--- START OF Information shown ---
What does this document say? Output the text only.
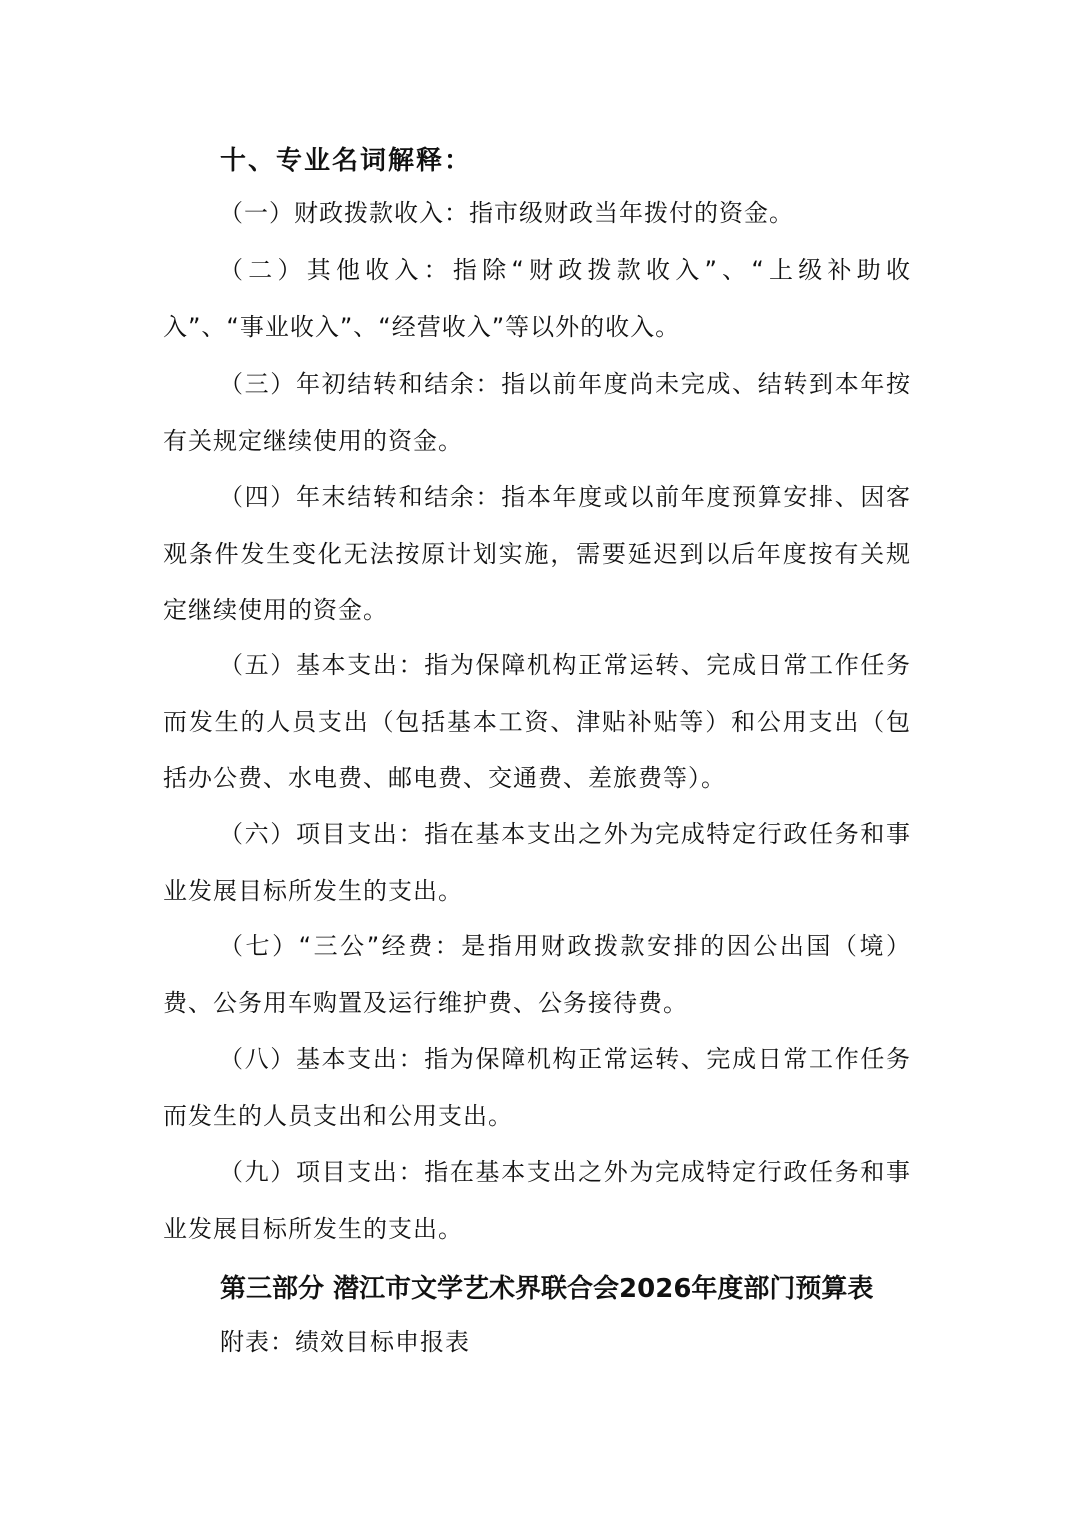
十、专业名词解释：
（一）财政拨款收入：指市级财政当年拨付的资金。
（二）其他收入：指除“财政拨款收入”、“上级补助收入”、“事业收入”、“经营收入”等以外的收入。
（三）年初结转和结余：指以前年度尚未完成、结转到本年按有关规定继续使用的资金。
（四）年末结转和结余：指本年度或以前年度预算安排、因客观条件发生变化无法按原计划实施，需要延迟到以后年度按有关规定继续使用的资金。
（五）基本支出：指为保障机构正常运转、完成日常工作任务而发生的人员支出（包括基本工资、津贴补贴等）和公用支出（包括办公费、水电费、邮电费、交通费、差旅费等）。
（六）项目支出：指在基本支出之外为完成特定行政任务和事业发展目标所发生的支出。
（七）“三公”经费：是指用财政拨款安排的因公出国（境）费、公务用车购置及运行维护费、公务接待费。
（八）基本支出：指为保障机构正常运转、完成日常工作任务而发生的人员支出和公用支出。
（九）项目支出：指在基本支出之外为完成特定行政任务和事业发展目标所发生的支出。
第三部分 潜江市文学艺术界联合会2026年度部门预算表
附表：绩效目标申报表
--- END OF Information shown ---
Print out the material word for word, omitting the pictures.

What does this document say? Output the text only.
十、专业名词解释：
（一）财政拨款收入：指市级财政当年拨付的资金。
（二）其他收入：指除“财政拨款收入”、“上级补助收入”、“事业收入”、“经营收入”等以外的收入。
（三）年初结转和结余：指以前年度尚未完成、结转到本年按有关规定继续使用的资金。
（四）年末结转和结余：指本年度或以前年度预算安排、因客观条件发生变化无法按原计划实施，需要延迟到以后年度按有关规定继续使用的资金。
（五）基本支出：指为保障机构正常运转、完成日常工作任务而发生的人员支出（包括基本工资、津贴补贴等）和公用支出（包括办公费、水电费、邮电费、交通费、差旅费等）。
（六）项目支出：指在基本支出之外为完成特定行政任务和事业发展目标所发生的支出。
（七）“三公”经费：是指用财政拨款安排的因公出国（境）费、公务用车购置及运行维护费、公务接待费。
（八）基本支出：指为保障机构正常运转、完成日常工作任务而发生的人员支出和公用支出。
（九）项目支出：指在基本支出之外为完成特定行政任务和事业发展目标所发生的支出。
第三部分 潜江市文学艺术界联合会2026年度部门预算表
附表：绩效目标申报表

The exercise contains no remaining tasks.